**TASK REQUIREMENTS**
The complete listing should be restated exactly.

**PROVIDED RECORDS**
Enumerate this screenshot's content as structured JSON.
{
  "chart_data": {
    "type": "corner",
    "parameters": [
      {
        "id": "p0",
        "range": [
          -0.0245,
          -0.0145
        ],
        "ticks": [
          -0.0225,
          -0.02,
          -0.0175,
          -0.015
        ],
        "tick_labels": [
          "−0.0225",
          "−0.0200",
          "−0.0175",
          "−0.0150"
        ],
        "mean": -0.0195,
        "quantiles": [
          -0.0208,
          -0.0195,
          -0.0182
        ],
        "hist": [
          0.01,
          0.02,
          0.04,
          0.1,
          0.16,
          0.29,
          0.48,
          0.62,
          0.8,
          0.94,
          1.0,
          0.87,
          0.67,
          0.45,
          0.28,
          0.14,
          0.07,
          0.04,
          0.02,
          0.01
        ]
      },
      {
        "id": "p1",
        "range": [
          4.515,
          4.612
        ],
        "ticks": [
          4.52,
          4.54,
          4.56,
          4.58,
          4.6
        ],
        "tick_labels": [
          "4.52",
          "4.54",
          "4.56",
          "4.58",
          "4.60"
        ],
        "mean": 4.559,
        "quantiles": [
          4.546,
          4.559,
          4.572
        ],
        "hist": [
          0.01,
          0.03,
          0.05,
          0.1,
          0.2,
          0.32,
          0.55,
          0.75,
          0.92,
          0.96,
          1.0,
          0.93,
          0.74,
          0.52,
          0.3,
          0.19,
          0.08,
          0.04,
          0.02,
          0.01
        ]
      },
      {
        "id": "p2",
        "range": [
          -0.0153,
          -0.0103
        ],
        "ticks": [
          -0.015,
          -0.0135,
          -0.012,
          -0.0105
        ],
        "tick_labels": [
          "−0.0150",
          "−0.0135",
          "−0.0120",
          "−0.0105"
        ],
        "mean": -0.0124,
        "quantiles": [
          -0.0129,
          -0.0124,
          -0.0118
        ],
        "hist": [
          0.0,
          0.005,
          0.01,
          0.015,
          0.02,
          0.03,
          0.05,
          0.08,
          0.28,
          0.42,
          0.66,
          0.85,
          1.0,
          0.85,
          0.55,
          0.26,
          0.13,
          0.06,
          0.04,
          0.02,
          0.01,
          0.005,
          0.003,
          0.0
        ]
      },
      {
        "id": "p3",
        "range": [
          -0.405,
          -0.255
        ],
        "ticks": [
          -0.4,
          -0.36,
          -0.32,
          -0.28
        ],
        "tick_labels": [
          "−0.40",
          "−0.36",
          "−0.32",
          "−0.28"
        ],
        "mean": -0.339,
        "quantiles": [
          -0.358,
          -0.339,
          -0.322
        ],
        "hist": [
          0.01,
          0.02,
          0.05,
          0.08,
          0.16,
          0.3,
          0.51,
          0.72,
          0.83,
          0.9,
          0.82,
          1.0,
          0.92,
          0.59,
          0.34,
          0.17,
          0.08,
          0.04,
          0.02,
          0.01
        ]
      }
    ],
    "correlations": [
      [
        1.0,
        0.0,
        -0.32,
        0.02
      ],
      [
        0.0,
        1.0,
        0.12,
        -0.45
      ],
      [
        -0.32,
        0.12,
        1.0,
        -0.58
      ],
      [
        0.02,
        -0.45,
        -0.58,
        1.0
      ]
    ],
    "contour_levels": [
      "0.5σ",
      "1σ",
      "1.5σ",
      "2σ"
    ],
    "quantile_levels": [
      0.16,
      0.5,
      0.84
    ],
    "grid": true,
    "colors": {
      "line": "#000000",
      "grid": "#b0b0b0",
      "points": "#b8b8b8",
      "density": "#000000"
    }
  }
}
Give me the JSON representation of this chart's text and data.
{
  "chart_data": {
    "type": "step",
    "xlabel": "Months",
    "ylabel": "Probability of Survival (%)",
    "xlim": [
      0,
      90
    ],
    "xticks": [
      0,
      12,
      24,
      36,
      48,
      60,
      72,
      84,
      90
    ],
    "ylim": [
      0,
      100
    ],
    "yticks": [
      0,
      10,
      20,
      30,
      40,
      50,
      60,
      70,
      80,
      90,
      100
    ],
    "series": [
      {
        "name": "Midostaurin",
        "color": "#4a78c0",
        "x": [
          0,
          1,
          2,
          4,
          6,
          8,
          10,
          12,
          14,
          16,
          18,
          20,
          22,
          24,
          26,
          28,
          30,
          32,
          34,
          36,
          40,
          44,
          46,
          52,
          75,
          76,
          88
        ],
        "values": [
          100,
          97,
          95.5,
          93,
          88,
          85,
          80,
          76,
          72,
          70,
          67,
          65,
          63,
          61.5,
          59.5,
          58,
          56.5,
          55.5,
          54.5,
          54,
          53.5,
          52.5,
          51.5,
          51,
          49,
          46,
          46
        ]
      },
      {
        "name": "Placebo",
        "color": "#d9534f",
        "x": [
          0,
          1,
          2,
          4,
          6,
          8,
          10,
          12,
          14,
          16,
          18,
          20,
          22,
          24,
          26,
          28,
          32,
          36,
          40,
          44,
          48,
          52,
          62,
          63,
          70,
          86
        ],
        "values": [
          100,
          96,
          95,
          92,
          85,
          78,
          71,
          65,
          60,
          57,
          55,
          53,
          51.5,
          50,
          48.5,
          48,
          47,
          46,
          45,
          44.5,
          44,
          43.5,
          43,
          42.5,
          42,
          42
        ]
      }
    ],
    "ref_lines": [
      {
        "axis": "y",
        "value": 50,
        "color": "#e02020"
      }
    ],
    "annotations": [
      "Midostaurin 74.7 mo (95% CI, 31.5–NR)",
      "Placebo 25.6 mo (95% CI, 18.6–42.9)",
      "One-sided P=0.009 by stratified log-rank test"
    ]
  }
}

**RESPONSE**
Enumerate this screenshot's content as structured JSON.
{
  "chart_data": {
    "type": "corner",
    "parameters": [
      {
        "id": "p0",
        "range": [
          -0.0245,
          -0.0145
        ],
        "ticks": [
          -0.0225,
          -0.02,
          -0.0175,
          -0.015
        ],
        "tick_labels": [
          "−0.0225",
          "−0.0200",
          "−0.0175",
          "−0.0150"
        ],
        "mean": -0.0195,
        "quantiles": [
          -0.0208,
          -0.0195,
          -0.0182
        ],
        "hist": [
          0.01,
          0.02,
          0.04,
          0.1,
          0.16,
          0.29,
          0.48,
          0.62,
          0.8,
          0.94,
          1.0,
          0.87,
          0.67,
          0.45,
          0.28,
          0.14,
          0.07,
          0.04,
          0.02,
          0.01
        ]
      },
      {
        "id": "p1",
        "range": [
          4.515,
          4.612
        ],
        "ticks": [
          4.52,
          4.54,
          4.56,
          4.58,
          4.6
        ],
        "tick_labels": [
          "4.52",
          "4.54",
          "4.56",
          "4.58",
          "4.60"
        ],
        "mean": 4.559,
        "quantiles": [
          4.546,
          4.559,
          4.572
        ],
        "hist": [
          0.01,
          0.03,
          0.05,
          0.1,
          0.2,
          0.32,
          0.55,
          0.75,
          0.92,
          0.96,
          1.0,
          0.93,
          0.74,
          0.52,
          0.3,
          0.19,
          0.08,
          0.04,
          0.02,
          0.01
        ]
      },
      {
        "id": "p2",
        "range": [
          -0.0153,
          -0.0103
        ],
        "ticks": [
          -0.015,
          -0.0135,
          -0.012,
          -0.0105
        ],
        "tick_labels": [
          "−0.0150",
          "−0.0135",
          "−0.0120",
          "−0.0105"
        ],
        "mean": -0.0124,
        "quantiles": [
          -0.0129,
          -0.0124,
          -0.0118
        ],
        "hist": [
          0.0,
          0.005,
          0.01,
          0.015,
          0.02,
          0.03,
          0.05,
          0.08,
          0.28,
          0.42,
          0.66,
          0.85,
          1.0,
          0.85,
          0.55,
          0.26,
          0.13,
          0.06,
          0.04,
          0.02,
          0.01,
          0.005,
          0.003,
          0.0
        ]
      },
      {
        "id": "p3",
        "range": [
          -0.405,
          -0.255
        ],
        "ticks": [
          -0.4,
          -0.36,
          -0.32,
          -0.28
        ],
        "tick_labels": [
          "−0.40",
          "−0.36",
          "−0.32",
          "−0.28"
        ],
        "mean": -0.339,
        "quantiles": [
          -0.358,
          -0.339,
          -0.322
        ],
        "hist": [
          0.01,
          0.02,
          0.05,
          0.08,
          0.16,
          0.3,
          0.51,
          0.72,
          0.83,
          0.9,
          0.82,
          1.0,
          0.92,
          0.59,
          0.34,
          0.17,
          0.08,
          0.04,
          0.02,
          0.01
        ]
      }
    ],
    "correlations": [
      [
        1.0,
        0.0,
        -0.32,
        0.02
      ],
      [
        0.0,
        1.0,
        0.12,
        -0.45
      ],
      [
        -0.32,
        0.12,
        1.0,
        -0.58
      ],
      [
        0.02,
        -0.45,
        -0.58,
        1.0
      ]
    ],
    "contour_levels": [
      "0.5σ",
      "1σ",
      "1.5σ",
      "2σ"
    ],
    "quantile_levels": [
      0.16,
      0.5,
      0.84
    ],
    "grid": true,
    "colors": {
      "line": "#000000",
      "grid": "#b0b0b0",
      "points": "#b8b8b8",
      "density": "#000000"
    }
  }
}
Give me the JSON representation of this chart's text and data.
{
  "chart_data": {
    "type": "step",
    "xlabel": "Months",
    "ylabel": "Probability of Survival (%)",
    "xlim": [
      0,
      90
    ],
    "xticks": [
      0,
      12,
      24,
      36,
      48,
      60,
      72,
      84,
      90
    ],
    "ylim": [
      0,
      100
    ],
    "yticks": [
      0,
      10,
      20,
      30,
      40,
      50,
      60,
      70,
      80,
      90,
      100
    ],
    "series": [
      {
        "name": "Midostaurin",
        "color": "#4a78c0",
        "x": [
          0,
          1,
          2,
          4,
          6,
          8,
          10,
          12,
          14,
          16,
          18,
          20,
          22,
          24,
          26,
          28,
          30,
          32,
          34,
          36,
          40,
          44,
          46,
          52,
          75,
          76,
          88
        ],
        "values": [
          100,
          97,
          95.5,
          93,
          88,
          85,
          80,
          76,
          72,
          70,
          67,
          65,
          63,
          61.5,
          59.5,
          58,
          56.5,
          55.5,
          54.5,
          54,
          53.5,
          52.5,
          51.5,
          51,
          49,
          46,
          46
        ]
      },
      {
        "name": "Placebo",
        "color": "#d9534f",
        "x": [
          0,
          1,
          2,
          4,
          6,
          8,
          10,
          12,
          14,
          16,
          18,
          20,
          22,
          24,
          26,
          28,
          32,
          36,
          40,
          44,
          48,
          52,
          62,
          63,
          70,
          86
        ],
        "values": [
          100,
          96,
          95,
          92,
          85,
          78,
          71,
          65,
          60,
          57,
          55,
          53,
          51.5,
          50,
          48.5,
          48,
          47,
          46,
          45,
          44.5,
          44,
          43.5,
          43,
          42.5,
          42,
          42
        ]
      }
    ],
    "ref_lines": [
      {
        "axis": "y",
        "value": 50,
        "color": "#e02020"
      }
    ],
    "annotations": [
      "Midostaurin 74.7 mo (95% CI, 31.5–NR)",
      "Placebo 25.6 mo (95% CI, 18.6–42.9)",
      "One-sided P=0.009 by stratified log-rank test"
    ]
  }
}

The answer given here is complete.